When was it gifted to you?
If the property was gifted to you after 20/8/91, you can capitalise expenses such as rate and other holding costs.

Was it gifted to you under a will or a plain old gift from your parents?
If it came under a will, there are different ways to work out the cost base. If it was gifted to you, it will be the market value on acquisition.

Once you work out the gain and throw all that you can into that transaction to reduce it, you need to work out other ways to reduce it outside that transaction from your other income producing activities, such as salary sacrifice and/or investment borrowings for other assets.
 
You haven't stated what the value of the land was at the time you acquired it as this will be the starting point for the CGT calculation.

Thanks for the response!

Wasn't aware that CGT started from value? The land value from my memory (I will check tonight) was $195K at the time I acquired it).

Are you certain that's the starting point?

————

**TASK TO CARRY OUT**
According to the passage on gifted property, what is the cost base when the property was gifted rather than received under a will? The lines after this point come from a different source.

**COLLECTED DATA**
————

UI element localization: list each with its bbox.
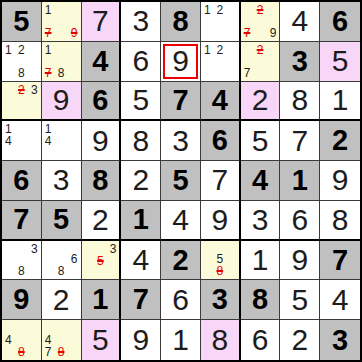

————

**FINAL RESULT**
The cost base is the market value on acquisition.